## Records for this task
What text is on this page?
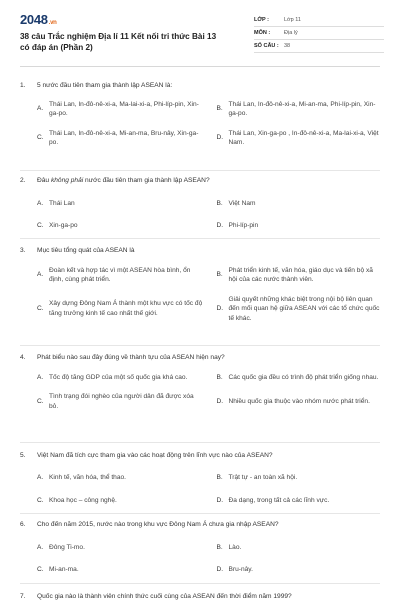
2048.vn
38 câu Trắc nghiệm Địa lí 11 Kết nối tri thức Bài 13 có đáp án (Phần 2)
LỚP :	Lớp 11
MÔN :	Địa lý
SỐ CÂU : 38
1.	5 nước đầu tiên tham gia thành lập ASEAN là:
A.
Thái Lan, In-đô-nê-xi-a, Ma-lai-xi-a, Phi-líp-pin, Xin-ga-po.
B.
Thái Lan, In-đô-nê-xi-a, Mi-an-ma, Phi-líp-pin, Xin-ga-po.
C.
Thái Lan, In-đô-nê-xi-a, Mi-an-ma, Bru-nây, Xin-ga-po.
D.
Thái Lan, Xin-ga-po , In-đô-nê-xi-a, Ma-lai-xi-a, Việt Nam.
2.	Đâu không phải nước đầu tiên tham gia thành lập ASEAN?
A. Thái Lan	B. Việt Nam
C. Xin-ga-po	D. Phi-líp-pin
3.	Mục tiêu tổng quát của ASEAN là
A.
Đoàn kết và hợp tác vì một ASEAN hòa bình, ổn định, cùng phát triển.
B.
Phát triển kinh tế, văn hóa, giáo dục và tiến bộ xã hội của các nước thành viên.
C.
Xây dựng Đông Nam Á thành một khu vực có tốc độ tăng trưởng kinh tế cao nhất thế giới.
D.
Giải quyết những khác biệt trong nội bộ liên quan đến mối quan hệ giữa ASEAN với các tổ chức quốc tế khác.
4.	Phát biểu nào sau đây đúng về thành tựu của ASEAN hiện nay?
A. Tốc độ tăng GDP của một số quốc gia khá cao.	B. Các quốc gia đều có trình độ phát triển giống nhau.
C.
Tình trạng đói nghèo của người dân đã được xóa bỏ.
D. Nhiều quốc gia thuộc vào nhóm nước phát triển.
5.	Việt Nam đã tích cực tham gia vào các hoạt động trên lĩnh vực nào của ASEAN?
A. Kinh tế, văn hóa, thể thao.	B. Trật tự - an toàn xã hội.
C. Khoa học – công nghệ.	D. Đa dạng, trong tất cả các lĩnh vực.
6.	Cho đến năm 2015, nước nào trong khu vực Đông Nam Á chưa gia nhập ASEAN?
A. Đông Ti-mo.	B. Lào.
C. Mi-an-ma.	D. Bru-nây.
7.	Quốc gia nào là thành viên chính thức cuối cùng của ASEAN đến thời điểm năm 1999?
* * *
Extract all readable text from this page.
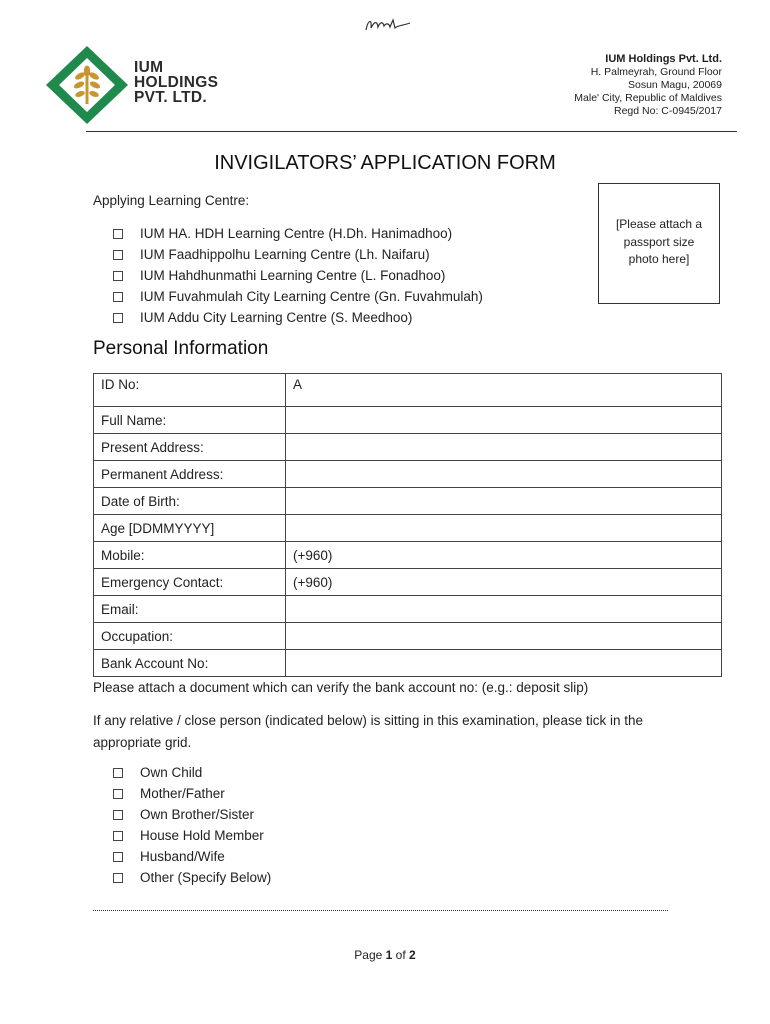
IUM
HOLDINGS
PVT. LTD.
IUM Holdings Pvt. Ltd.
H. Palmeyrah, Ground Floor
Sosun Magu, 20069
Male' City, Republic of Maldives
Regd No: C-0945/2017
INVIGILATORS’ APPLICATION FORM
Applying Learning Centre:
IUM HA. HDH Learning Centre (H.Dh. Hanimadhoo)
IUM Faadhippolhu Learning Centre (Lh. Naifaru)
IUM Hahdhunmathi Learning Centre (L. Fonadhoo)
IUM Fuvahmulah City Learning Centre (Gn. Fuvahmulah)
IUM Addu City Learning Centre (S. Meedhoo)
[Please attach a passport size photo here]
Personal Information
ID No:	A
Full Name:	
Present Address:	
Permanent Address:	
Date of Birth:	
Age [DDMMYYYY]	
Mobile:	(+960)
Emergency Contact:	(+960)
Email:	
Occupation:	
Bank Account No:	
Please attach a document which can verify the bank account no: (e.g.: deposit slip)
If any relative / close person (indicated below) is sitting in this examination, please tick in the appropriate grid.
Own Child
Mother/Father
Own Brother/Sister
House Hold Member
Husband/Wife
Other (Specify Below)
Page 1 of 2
* * *
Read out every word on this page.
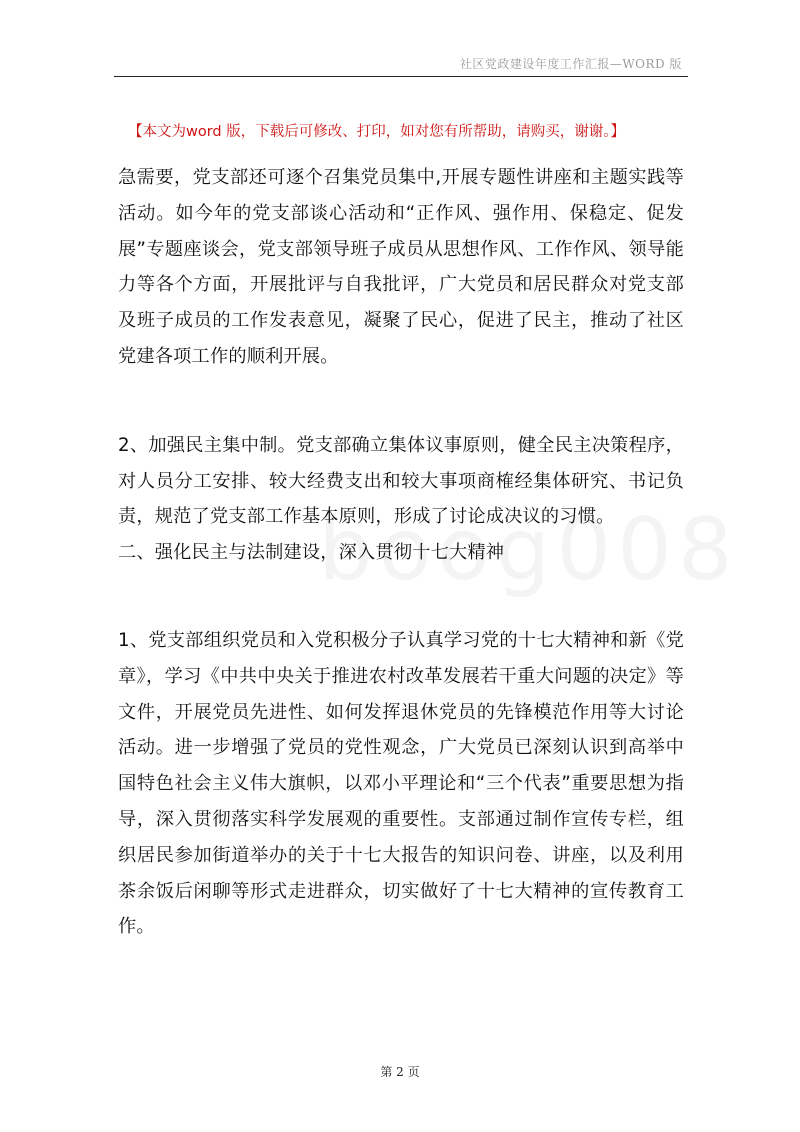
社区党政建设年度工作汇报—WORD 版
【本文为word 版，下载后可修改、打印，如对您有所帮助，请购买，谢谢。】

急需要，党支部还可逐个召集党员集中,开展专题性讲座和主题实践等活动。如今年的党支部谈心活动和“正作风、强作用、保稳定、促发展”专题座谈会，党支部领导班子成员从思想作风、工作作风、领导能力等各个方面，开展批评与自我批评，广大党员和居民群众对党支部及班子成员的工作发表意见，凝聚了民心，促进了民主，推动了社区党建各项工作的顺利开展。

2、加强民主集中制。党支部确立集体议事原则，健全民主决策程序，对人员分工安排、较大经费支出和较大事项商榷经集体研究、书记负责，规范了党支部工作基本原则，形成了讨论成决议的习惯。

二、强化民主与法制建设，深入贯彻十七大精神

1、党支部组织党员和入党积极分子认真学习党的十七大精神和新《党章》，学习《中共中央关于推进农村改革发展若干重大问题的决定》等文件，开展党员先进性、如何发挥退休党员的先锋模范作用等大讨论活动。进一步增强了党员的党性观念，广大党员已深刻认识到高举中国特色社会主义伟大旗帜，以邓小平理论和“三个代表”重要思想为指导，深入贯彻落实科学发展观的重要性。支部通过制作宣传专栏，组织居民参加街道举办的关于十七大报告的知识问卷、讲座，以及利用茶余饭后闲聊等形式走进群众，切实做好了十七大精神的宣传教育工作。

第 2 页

## Requirement
Track down every line of the material containing the string "thức", and copy it.

## Solved exercise
38 câu Trắc nghiệm Địa lí 11 Kết nối tri thức Bài 13 có đáp án (Phần 2)
7.	Quốc gia nào là thành viên chính thức cuối cùng của ASEAN đến thời điểm năm 1999?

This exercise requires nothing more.